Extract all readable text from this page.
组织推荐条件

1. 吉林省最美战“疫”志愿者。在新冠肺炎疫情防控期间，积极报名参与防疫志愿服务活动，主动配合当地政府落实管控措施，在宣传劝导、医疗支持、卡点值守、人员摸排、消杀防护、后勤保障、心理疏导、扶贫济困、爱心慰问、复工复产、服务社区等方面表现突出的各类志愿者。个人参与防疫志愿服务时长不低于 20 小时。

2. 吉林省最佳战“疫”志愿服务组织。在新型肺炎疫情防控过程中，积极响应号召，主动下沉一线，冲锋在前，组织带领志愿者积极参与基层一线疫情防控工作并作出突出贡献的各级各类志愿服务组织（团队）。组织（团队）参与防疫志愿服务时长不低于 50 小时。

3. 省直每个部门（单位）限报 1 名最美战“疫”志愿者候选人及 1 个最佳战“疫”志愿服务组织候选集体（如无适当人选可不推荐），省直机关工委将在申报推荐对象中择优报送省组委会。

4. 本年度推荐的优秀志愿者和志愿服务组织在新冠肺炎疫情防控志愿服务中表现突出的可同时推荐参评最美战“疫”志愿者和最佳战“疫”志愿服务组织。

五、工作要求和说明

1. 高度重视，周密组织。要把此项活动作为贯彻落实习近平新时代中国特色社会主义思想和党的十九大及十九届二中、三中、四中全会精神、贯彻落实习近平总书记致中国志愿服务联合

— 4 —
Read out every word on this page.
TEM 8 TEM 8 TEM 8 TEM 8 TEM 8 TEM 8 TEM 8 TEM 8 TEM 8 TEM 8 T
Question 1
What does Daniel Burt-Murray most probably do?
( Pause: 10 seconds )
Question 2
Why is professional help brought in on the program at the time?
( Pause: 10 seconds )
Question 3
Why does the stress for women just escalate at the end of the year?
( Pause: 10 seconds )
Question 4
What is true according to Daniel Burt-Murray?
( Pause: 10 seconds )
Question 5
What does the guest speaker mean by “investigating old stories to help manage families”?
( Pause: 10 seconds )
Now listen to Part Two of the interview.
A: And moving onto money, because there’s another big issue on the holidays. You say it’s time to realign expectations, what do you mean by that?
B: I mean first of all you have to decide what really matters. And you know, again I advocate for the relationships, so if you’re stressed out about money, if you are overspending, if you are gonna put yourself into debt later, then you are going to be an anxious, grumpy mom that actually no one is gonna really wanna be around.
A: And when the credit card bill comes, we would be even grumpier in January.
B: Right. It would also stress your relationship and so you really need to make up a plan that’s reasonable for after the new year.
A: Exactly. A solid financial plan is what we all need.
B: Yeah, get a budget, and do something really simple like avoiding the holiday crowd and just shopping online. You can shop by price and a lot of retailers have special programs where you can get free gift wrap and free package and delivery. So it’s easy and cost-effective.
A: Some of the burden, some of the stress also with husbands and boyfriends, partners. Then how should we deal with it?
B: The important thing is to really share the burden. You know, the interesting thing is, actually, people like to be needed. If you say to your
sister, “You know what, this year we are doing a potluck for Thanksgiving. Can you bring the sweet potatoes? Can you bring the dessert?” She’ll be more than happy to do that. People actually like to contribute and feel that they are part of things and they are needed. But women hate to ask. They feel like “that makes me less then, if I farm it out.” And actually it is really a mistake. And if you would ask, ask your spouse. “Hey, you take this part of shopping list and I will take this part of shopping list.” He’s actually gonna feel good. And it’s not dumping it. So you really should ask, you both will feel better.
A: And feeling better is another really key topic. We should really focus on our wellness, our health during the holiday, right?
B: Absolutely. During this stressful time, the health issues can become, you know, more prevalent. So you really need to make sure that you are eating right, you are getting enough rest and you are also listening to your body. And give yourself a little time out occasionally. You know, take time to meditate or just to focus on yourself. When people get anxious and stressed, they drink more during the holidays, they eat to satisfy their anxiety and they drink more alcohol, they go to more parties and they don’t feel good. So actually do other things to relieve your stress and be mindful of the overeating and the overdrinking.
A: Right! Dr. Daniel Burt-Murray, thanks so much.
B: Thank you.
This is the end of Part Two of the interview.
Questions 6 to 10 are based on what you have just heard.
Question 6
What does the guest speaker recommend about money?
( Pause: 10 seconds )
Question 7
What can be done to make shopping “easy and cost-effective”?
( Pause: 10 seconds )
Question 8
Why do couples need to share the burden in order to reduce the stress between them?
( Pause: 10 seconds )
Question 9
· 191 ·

_____

GOAL →
The records above should all be quoted exactly, please.

THE RESULT →
Extract all readable text from this page.
组织推荐条件

1. 吉林省最美战“疫”志愿者。在新冠肺炎疫情防控期间，积极报名参与防疫志愿服务活动，主动配合当地政府落实管控措施，在宣传劝导、医疗支持、卡点值守、人员摸排、消杀防护、后勤保障、心理疏导、扶贫济困、爱心慰问、复工复产、服务社区等方面表现突出的各类志愿者。个人参与防疫志愿服务时长不低于 20 小时。

2. 吉林省最佳战“疫”志愿服务组织。在新型肺炎疫情防控过程中，积极响应号召，主动下沉一线，冲锋在前，组织带领志愿者积极参与基层一线疫情防控工作并作出突出贡献的各级各类志愿服务组织（团队）。组织（团队）参与防疫志愿服务时长不低于 50 小时。

3. 省直每个部门（单位）限报 1 名最美战“疫”志愿者候选人及 1 个最佳战“疫”志愿服务组织候选集体（如无适当人选可不推荐），省直机关工委将在申报推荐对象中择优报送省组委会。

4. 本年度推荐的优秀志愿者和志愿服务组织在新冠肺炎疫情防控志愿服务中表现突出的可同时推荐参评最美战“疫”志愿者和最佳战“疫”志愿服务组织。

五、工作要求和说明

1. 高度重视，周密组织。要把此项活动作为贯彻落实习近平新时代中国特色社会主义思想和党的十九大及十九届二中、三中、四中全会精神、贯彻落实习近平总书记致中国志愿服务联合

— 4 —
Read out every word on this page.
TEM 8 TEM 8 TEM 8 TEM 8 TEM 8 TEM 8 TEM 8 TEM 8 TEM 8 TEM 8 T
Question 1
What does Daniel Burt-Murray most probably do?
( Pause: 10 seconds )
Question 2
Why is professional help brought in on the program at the time?
( Pause: 10 seconds )
Question 3
Why does the stress for women just escalate at the end of the year?
( Pause: 10 seconds )
Question 4
What is true according to Daniel Burt-Murray?
( Pause: 10 seconds )
Question 5
What does the guest speaker mean by “investigating old stories to help manage families”?
( Pause: 10 seconds )
Now listen to Part Two of the interview.
A: And moving onto money, because there’s another big issue on the holidays. You say it’s time to realign expectations, what do you mean by that?
B: I mean first of all you have to decide what really matters. And you know, again I advocate for the relationships, so if you’re stressed out about money, if you are overspending, if you are gonna put yourself into debt later, then you are going to be an anxious, grumpy mom that actually no one is gonna really wanna be around.
A: And when the credit card bill comes, we would be even grumpier in January.
B: Right. It would also stress your relationship and so you really need to make up a plan that’s reasonable for after the new year.
A: Exactly. A solid financial plan is what we all need.
B: Yeah, get a budget, and do something really simple like avoiding the holiday crowd and just shopping online. You can shop by price and a lot of retailers have special programs where you can get free gift wrap and free package and delivery. So it’s easy and cost-effective.
A: Some of the burden, some of the stress also with husbands and boyfriends, partners. Then how should we deal with it?
B: The important thing is to really share the burden. You know, the interesting thing is, actually, people like to be needed. If you say to your
sister, “You know what, this year we are doing a potluck for Thanksgiving. Can you bring the sweet potatoes? Can you bring the dessert?” She’ll be more than happy to do that. People actually like to contribute and feel that they are part of things and they are needed. But women hate to ask. They feel like “that makes me less then, if I farm it out.” And actually it is really a mistake. And if you would ask, ask your spouse. “Hey, you take this part of shopping list and I will take this part of shopping list.” He’s actually gonna feel good. And it’s not dumping it. So you really should ask, you both will feel better.
A: And feeling better is another really key topic. We should really focus on our wellness, our health during the holiday, right?
B: Absolutely. During this stressful time, the health issues can become, you know, more prevalent. So you really need to make sure that you are eating right, you are getting enough rest and you are also listening to your body. And give yourself a little time out occasionally. You know, take time to meditate or just to focus on yourself. When people get anxious and stressed, they drink more during the holidays, they eat to satisfy their anxiety and they drink more alcohol, they go to more parties and they don’t feel good. So actually do other things to relieve your stress and be mindful of the overeating and the overdrinking.
A: Right! Dr. Daniel Burt-Murray, thanks so much.
B: Thank you.
This is the end of Part Two of the interview.
Questions 6 to 10 are based on what you have just heard.
Question 6
What does the guest speaker recommend about money?
( Pause: 10 seconds )
Question 7
What can be done to make shopping “easy and cost-effective”?
( Pause: 10 seconds )
Question 8
Why do couples need to share the burden in order to reduce the stress between them?
( Pause: 10 seconds )
Question 9
· 191 ·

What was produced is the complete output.